[Material for this task start]
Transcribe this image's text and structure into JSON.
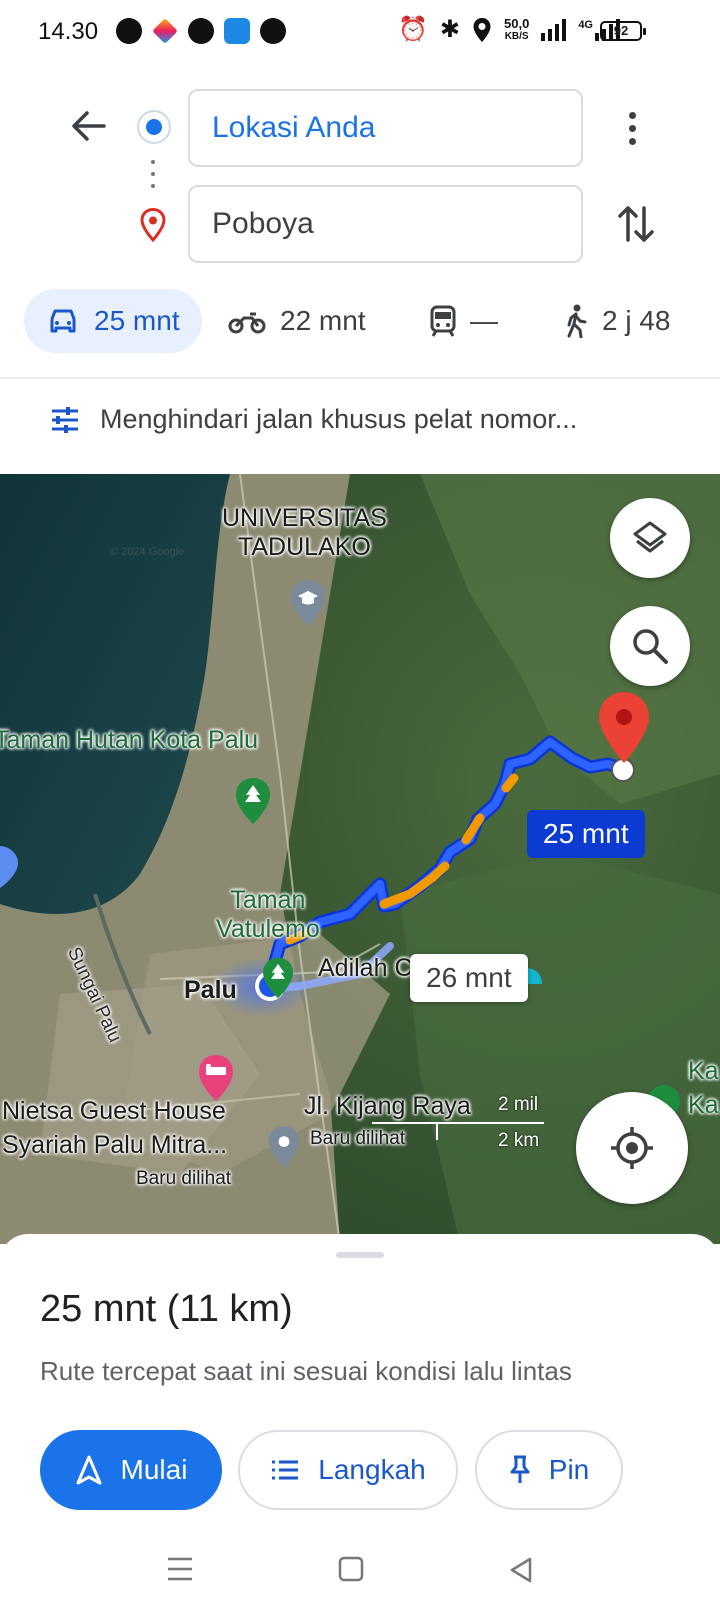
{
  "status_bar": {
    "time": "14.30",
    "net_speed_value": "50,0",
    "net_speed_unit": "KB/S",
    "network": "4G",
    "battery": "92"
  },
  "directions": {
    "origin": "Lokasi Anda",
    "destination": "Poboya"
  },
  "modes": {
    "car": "25 mnt",
    "motorcycle": "22 mnt",
    "transit": "—",
    "walk": "2 j 48"
  },
  "options_text": "Menghindari jalan khusus pelat nomor...",
  "map": {
    "labels": {
      "university": "UNIVERSITAS\nTADULAKO",
      "park1": "Taman Hutan Kota Palu",
      "park2": "Taman\nVatulemo",
      "river": "Sungai Palu",
      "city": "Palu",
      "place_adilah": "Adilah C",
      "guesthouse": "Nietsa Guest House\nSyariah Palu Mitra...",
      "guesthouse_note": "Baru dilihat",
      "road": "Jl. Kijang Raya",
      "road_note": "Baru dilihat",
      "edge_label": "Ka\nKa",
      "watermark": "© 2024 Google"
    },
    "route_primary": "25 mnt",
    "route_alt": "26 mnt",
    "scale_mi": "2 mil",
    "scale_km": "2 km"
  },
  "sheet": {
    "summary": "25 mnt (11 km)",
    "note": "Rute tercepat saat ini sesuai kondisi lalu lintas",
    "start": "Mulai",
    "steps": "Langkah",
    "pin": "Pin"
  },
  "colors": {
    "accent": "#1a73e8",
    "route": "#1d4fe8",
    "traffic": "#f29900",
    "destination": "#d93025"
  }
}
[Material for this task end]
The request: Check each line of the data above for the word "Baru" and say how many lines have it. Give the number alone.

Exercise response: 2